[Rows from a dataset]
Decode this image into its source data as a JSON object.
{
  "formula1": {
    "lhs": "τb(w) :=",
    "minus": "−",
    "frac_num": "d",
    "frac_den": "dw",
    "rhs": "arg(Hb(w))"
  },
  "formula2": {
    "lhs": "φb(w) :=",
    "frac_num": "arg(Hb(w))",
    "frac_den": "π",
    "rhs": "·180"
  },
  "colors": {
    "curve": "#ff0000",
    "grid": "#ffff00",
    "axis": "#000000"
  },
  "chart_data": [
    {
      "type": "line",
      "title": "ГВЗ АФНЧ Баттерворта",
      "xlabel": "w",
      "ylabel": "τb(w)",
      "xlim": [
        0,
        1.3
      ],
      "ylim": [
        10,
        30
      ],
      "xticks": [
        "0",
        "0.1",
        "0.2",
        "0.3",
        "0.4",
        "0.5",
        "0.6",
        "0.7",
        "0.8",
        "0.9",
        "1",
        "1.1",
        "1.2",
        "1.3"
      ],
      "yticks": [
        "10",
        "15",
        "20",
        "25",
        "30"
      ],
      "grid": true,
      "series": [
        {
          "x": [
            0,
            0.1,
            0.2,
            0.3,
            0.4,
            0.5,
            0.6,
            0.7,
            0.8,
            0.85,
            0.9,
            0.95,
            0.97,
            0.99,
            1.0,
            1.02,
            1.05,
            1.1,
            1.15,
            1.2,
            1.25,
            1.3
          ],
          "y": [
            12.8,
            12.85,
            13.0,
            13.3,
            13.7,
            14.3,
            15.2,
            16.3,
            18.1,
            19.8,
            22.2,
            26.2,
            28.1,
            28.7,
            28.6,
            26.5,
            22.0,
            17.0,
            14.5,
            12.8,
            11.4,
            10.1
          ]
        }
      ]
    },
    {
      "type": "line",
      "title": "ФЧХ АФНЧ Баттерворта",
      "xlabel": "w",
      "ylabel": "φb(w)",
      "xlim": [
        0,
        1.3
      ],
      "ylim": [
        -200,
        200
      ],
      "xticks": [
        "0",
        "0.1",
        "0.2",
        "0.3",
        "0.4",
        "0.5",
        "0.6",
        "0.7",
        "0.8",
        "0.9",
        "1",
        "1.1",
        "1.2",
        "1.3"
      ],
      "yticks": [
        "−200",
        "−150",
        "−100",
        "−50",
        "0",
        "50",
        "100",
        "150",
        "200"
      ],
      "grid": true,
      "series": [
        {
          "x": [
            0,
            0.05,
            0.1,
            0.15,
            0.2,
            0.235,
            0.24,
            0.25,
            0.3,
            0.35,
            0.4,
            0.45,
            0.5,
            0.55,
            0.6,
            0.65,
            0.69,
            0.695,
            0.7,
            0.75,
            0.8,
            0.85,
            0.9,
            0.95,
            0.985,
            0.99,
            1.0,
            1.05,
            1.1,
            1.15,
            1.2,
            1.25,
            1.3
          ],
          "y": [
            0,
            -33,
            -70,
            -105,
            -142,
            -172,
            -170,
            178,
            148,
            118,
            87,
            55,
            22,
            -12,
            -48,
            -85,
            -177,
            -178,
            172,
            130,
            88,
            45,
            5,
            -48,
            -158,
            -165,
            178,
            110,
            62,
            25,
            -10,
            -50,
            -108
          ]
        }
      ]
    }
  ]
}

■ **AIM OF THE TASK**
Copy all the entries verbatim.

■ **OUTPUT FOR THIS EXERCISE**
Decode this image into its source data as a JSON object.
{
  "formula1": {
    "lhs": "τb(w) :=",
    "minus": "−",
    "frac_num": "d",
    "frac_den": "dw",
    "rhs": "arg(Hb(w))"
  },
  "formula2": {
    "lhs": "φb(w) :=",
    "frac_num": "arg(Hb(w))",
    "frac_den": "π",
    "rhs": "·180"
  },
  "colors": {
    "curve": "#ff0000",
    "grid": "#ffff00",
    "axis": "#000000"
  },
  "chart_data": [
    {
      "type": "line",
      "title": "ГВЗ АФНЧ Баттерворта",
      "xlabel": "w",
      "ylabel": "τb(w)",
      "xlim": [
        0,
        1.3
      ],
      "ylim": [
        10,
        30
      ],
      "xticks": [
        "0",
        "0.1",
        "0.2",
        "0.3",
        "0.4",
        "0.5",
        "0.6",
        "0.7",
        "0.8",
        "0.9",
        "1",
        "1.1",
        "1.2",
        "1.3"
      ],
      "yticks": [
        "10",
        "15",
        "20",
        "25",
        "30"
      ],
      "grid": true,
      "series": [
        {
          "x": [
            0,
            0.1,
            0.2,
            0.3,
            0.4,
            0.5,
            0.6,
            0.7,
            0.8,
            0.85,
            0.9,
            0.95,
            0.97,
            0.99,
            1.0,
            1.02,
            1.05,
            1.1,
            1.15,
            1.2,
            1.25,
            1.3
          ],
          "y": [
            12.8,
            12.85,
            13.0,
            13.3,
            13.7,
            14.3,
            15.2,
            16.3,
            18.1,
            19.8,
            22.2,
            26.2,
            28.1,
            28.7,
            28.6,
            26.5,
            22.0,
            17.0,
            14.5,
            12.8,
            11.4,
            10.1
          ]
        }
      ]
    },
    {
      "type": "line",
      "title": "ФЧХ АФНЧ Баттерворта",
      "xlabel": "w",
      "ylabel": "φb(w)",
      "xlim": [
        0,
        1.3
      ],
      "ylim": [
        -200,
        200
      ],
      "xticks": [
        "0",
        "0.1",
        "0.2",
        "0.3",
        "0.4",
        "0.5",
        "0.6",
        "0.7",
        "0.8",
        "0.9",
        "1",
        "1.1",
        "1.2",
        "1.3"
      ],
      "yticks": [
        "−200",
        "−150",
        "−100",
        "−50",
        "0",
        "50",
        "100",
        "150",
        "200"
      ],
      "grid": true,
      "series": [
        {
          "x": [
            0,
            0.05,
            0.1,
            0.15,
            0.2,
            0.235,
            0.24,
            0.25,
            0.3,
            0.35,
            0.4,
            0.45,
            0.5,
            0.55,
            0.6,
            0.65,
            0.69,
            0.695,
            0.7,
            0.75,
            0.8,
            0.85,
            0.9,
            0.95,
            0.985,
            0.99,
            1.0,
            1.05,
            1.1,
            1.15,
            1.2,
            1.25,
            1.3
          ],
          "y": [
            0,
            -33,
            -70,
            -105,
            -142,
            -172,
            -170,
            178,
            148,
            118,
            87,
            55,
            22,
            -12,
            -48,
            -85,
            -177,
            -178,
            172,
            130,
            88,
            45,
            5,
            -48,
            -158,
            -165,
            178,
            110,
            62,
            25,
            -10,
            -50,
            -108
          ]
        }
      ]
    }
  ]
}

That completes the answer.